### [Required work]
Copy the lines that follow, keeping every character the same.

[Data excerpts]
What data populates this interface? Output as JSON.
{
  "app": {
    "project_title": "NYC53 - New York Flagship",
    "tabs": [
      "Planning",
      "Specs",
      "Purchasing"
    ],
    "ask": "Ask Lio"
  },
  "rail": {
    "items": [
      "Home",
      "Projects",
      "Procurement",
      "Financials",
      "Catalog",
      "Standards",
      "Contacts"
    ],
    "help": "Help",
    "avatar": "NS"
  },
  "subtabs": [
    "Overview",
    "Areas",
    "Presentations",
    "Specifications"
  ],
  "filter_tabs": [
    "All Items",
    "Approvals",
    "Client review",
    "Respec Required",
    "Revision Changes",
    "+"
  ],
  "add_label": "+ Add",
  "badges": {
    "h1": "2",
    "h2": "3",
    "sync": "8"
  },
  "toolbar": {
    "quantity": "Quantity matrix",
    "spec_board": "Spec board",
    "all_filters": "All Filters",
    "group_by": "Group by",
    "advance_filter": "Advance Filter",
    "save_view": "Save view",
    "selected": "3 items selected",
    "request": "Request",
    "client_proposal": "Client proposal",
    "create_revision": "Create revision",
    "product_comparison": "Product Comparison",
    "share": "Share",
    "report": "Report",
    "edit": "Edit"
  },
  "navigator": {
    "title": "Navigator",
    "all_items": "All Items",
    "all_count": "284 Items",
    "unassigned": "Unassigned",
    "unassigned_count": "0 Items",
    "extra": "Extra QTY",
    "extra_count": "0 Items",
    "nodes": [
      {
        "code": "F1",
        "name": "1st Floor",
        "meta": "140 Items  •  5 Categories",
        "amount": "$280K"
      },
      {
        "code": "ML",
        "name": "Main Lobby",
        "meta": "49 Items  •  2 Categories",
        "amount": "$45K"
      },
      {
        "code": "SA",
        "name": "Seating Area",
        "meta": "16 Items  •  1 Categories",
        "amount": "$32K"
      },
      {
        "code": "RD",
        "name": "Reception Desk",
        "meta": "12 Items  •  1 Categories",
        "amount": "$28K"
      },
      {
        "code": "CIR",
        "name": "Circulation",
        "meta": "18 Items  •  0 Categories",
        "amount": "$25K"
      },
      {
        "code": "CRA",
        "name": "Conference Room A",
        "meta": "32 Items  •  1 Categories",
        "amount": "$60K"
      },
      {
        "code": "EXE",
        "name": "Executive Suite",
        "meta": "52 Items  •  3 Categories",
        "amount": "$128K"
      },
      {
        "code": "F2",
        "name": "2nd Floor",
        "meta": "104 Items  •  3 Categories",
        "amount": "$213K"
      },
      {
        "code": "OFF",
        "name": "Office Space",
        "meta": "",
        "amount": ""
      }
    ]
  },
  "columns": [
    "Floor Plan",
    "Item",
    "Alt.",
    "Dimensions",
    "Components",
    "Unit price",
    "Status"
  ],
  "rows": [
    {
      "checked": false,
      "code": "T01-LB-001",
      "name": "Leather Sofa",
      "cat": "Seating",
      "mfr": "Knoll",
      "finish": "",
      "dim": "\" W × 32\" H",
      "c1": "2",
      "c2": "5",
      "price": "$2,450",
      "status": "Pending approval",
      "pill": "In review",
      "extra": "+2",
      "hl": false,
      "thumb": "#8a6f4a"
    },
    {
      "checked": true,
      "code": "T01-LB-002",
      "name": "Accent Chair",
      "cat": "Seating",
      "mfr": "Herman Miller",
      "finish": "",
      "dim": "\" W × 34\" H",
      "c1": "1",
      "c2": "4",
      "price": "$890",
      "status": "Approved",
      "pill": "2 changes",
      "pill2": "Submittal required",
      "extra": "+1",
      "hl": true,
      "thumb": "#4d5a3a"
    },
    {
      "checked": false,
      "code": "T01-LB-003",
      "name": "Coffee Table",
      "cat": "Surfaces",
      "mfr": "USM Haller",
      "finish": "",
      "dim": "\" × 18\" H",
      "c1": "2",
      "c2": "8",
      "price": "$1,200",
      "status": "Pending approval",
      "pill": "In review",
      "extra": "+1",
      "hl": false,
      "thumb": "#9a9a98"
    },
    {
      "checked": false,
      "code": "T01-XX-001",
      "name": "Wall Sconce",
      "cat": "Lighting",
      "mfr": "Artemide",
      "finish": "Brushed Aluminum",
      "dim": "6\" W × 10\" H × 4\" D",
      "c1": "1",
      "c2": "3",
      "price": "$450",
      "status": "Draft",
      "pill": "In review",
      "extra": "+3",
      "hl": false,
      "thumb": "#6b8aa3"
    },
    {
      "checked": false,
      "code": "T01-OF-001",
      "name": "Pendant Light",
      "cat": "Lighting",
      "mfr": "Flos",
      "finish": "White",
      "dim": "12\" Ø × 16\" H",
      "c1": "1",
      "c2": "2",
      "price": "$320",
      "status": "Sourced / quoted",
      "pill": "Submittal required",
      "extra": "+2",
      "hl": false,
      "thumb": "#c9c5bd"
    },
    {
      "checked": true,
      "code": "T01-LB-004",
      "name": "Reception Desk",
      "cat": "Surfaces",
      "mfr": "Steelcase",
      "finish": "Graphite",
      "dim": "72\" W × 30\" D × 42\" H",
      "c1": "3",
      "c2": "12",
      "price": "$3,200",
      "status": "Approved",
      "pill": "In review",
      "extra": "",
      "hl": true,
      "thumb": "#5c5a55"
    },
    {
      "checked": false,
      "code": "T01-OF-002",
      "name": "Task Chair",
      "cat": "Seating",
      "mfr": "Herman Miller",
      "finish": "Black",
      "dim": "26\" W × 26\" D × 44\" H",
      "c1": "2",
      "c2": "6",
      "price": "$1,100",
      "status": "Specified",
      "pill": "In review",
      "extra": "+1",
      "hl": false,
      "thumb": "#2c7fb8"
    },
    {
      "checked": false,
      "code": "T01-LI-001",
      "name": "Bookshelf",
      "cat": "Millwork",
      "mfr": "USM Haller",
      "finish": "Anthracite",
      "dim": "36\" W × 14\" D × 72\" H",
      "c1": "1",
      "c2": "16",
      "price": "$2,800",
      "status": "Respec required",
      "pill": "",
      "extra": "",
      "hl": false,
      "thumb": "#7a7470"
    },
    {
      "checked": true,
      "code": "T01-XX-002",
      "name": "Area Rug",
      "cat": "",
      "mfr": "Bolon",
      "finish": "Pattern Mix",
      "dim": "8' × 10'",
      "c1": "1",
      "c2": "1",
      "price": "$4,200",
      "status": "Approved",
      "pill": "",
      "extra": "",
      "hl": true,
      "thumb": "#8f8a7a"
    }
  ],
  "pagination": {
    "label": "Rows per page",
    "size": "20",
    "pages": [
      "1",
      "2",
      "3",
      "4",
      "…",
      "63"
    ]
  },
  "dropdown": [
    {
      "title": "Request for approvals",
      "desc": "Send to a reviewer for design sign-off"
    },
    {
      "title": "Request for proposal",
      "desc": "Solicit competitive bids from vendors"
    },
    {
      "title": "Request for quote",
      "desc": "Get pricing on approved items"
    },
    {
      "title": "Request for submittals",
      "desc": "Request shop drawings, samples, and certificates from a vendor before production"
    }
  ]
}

### [Exercise response]
What data populates this interface? Output as JSON.
{
  "app": {
    "project_title": "NYC53 - New York Flagship",
    "tabs": [
      "Planning",
      "Specs",
      "Purchasing"
    ],
    "ask": "Ask Lio"
  },
  "rail": {
    "items": [
      "Home",
      "Projects",
      "Procurement",
      "Financials",
      "Catalog",
      "Standards",
      "Contacts"
    ],
    "help": "Help",
    "avatar": "NS"
  },
  "subtabs": [
    "Overview",
    "Areas",
    "Presentations",
    "Specifications"
  ],
  "filter_tabs": [
    "All Items",
    "Approvals",
    "Client review",
    "Respec Required",
    "Revision Changes",
    "+"
  ],
  "add_label": "+ Add",
  "badges": {
    "h1": "2",
    "h2": "3",
    "sync": "8"
  },
  "toolbar": {
    "quantity": "Quantity matrix",
    "spec_board": "Spec board",
    "all_filters": "All Filters",
    "group_by": "Group by",
    "advance_filter": "Advance Filter",
    "save_view": "Save view",
    "selected": "3 items selected",
    "request": "Request",
    "client_proposal": "Client proposal",
    "create_revision": "Create revision",
    "product_comparison": "Product Comparison",
    "share": "Share",
    "report": "Report",
    "edit": "Edit"
  },
  "navigator": {
    "title": "Navigator",
    "all_items": "All Items",
    "all_count": "284 Items",
    "unassigned": "Unassigned",
    "unassigned_count": "0 Items",
    "extra": "Extra QTY",
    "extra_count": "0 Items",
    "nodes": [
      {
        "code": "F1",
        "name": "1st Floor",
        "meta": "140 Items  •  5 Categories",
        "amount": "$280K"
      },
      {
        "code": "ML",
        "name": "Main Lobby",
        "meta": "49 Items  •  2 Categories",
        "amount": "$45K"
      },
      {
        "code": "SA",
        "name": "Seating Area",
        "meta": "16 Items  •  1 Categories",
        "amount": "$32K"
      },
      {
        "code": "RD",
        "name": "Reception Desk",
        "meta": "12 Items  •  1 Categories",
        "amount": "$28K"
      },
      {
        "code": "CIR",
        "name": "Circulation",
        "meta": "18 Items  •  0 Categories",
        "amount": "$25K"
      },
      {
        "code": "CRA",
        "name": "Conference Room A",
        "meta": "32 Items  •  1 Categories",
        "amount": "$60K"
      },
      {
        "code": "EXE",
        "name": "Executive Suite",
        "meta": "52 Items  •  3 Categories",
        "amount": "$128K"
      },
      {
        "code": "F2",
        "name": "2nd Floor",
        "meta": "104 Items  •  3 Categories",
        "amount": "$213K"
      },
      {
        "code": "OFF",
        "name": "Office Space",
        "meta": "",
        "amount": ""
      }
    ]
  },
  "columns": [
    "Floor Plan",
    "Item",
    "Alt.",
    "Dimensions",
    "Components",
    "Unit price",
    "Status"
  ],
  "rows": [
    {
      "checked": false,
      "code": "T01-LB-001",
      "name": "Leather Sofa",
      "cat": "Seating",
      "mfr": "Knoll",
      "finish": "",
      "dim": "\" W × 32\" H",
      "c1": "2",
      "c2": "5",
      "price": "$2,450",
      "status": "Pending approval",
      "pill": "In review",
      "extra": "+2",
      "hl": false,
      "thumb": "#8a6f4a"
    },
    {
      "checked": true,
      "code": "T01-LB-002",
      "name": "Accent Chair",
      "cat": "Seating",
      "mfr": "Herman Miller",
      "finish": "",
      "dim": "\" W × 34\" H",
      "c1": "1",
      "c2": "4",
      "price": "$890",
      "status": "Approved",
      "pill": "2 changes",
      "pill2": "Submittal required",
      "extra": "+1",
      "hl": true,
      "thumb": "#4d5a3a"
    },
    {
      "checked": false,
      "code": "T01-LB-003",
      "name": "Coffee Table",
      "cat": "Surfaces",
      "mfr": "USM Haller",
      "finish": "",
      "dim": "\" × 18\" H",
      "c1": "2",
      "c2": "8",
      "price": "$1,200",
      "status": "Pending approval",
      "pill": "In review",
      "extra": "+1",
      "hl": false,
      "thumb": "#9a9a98"
    },
    {
      "checked": false,
      "code": "T01-XX-001",
      "name": "Wall Sconce",
      "cat": "Lighting",
      "mfr": "Artemide",
      "finish": "Brushed Aluminum",
      "dim": "6\" W × 10\" H × 4\" D",
      "c1": "1",
      "c2": "3",
      "price": "$450",
      "status": "Draft",
      "pill": "In review",
      "extra": "+3",
      "hl": false,
      "thumb": "#6b8aa3"
    },
    {
      "checked": false,
      "code": "T01-OF-001",
      "name": "Pendant Light",
      "cat": "Lighting",
      "mfr": "Flos",
      "finish": "White",
      "dim": "12\" Ø × 16\" H",
      "c1": "1",
      "c2": "2",
      "price": "$320",
      "status": "Sourced / quoted",
      "pill": "Submittal required",
      "extra": "+2",
      "hl": false,
      "thumb": "#c9c5bd"
    },
    {
      "checked": true,
      "code": "T01-LB-004",
      "name": "Reception Desk",
      "cat": "Surfaces",
      "mfr": "Steelcase",
      "finish": "Graphite",
      "dim": "72\" W × 30\" D × 42\" H",
      "c1": "3",
      "c2": "12",
      "price": "$3,200",
      "status": "Approved",
      "pill": "In review",
      "extra": "",
      "hl": true,
      "thumb": "#5c5a55"
    },
    {
      "checked": false,
      "code": "T01-OF-002",
      "name": "Task Chair",
      "cat": "Seating",
      "mfr": "Herman Miller",
      "finish": "Black",
      "dim": "26\" W × 26\" D × 44\" H",
      "c1": "2",
      "c2": "6",
      "price": "$1,100",
      "status": "Specified",
      "pill": "In review",
      "extra": "+1",
      "hl": false,
      "thumb": "#2c7fb8"
    },
    {
      "checked": false,
      "code": "T01-LI-001",
      "name": "Bookshelf",
      "cat": "Millwork",
      "mfr": "USM Haller",
      "finish": "Anthracite",
      "dim": "36\" W × 14\" D × 72\" H",
      "c1": "1",
      "c2": "16",
      "price": "$2,800",
      "status": "Respec required",
      "pill": "",
      "extra": "",
      "hl": false,
      "thumb": "#7a7470"
    },
    {
      "checked": true,
      "code": "T01-XX-002",
      "name": "Area Rug",
      "cat": "",
      "mfr": "Bolon",
      "finish": "Pattern Mix",
      "dim": "8' × 10'",
      "c1": "1",
      "c2": "1",
      "price": "$4,200",
      "status": "Approved",
      "pill": "",
      "extra": "",
      "hl": true,
      "thumb": "#8f8a7a"
    }
  ],
  "pagination": {
    "label": "Rows per page",
    "size": "20",
    "pages": [
      "1",
      "2",
      "3",
      "4",
      "…",
      "63"
    ]
  },
  "dropdown": [
    {
      "title": "Request for approvals",
      "desc": "Send to a reviewer for design sign-off"
    },
    {
      "title": "Request for proposal",
      "desc": "Solicit competitive bids from vendors"
    },
    {
      "title": "Request for quote",
      "desc": "Get pricing on approved items"
    },
    {
      "title": "Request for submittals",
      "desc": "Request shop drawings, samples, and certificates from a vendor before production"
    }
  ]
}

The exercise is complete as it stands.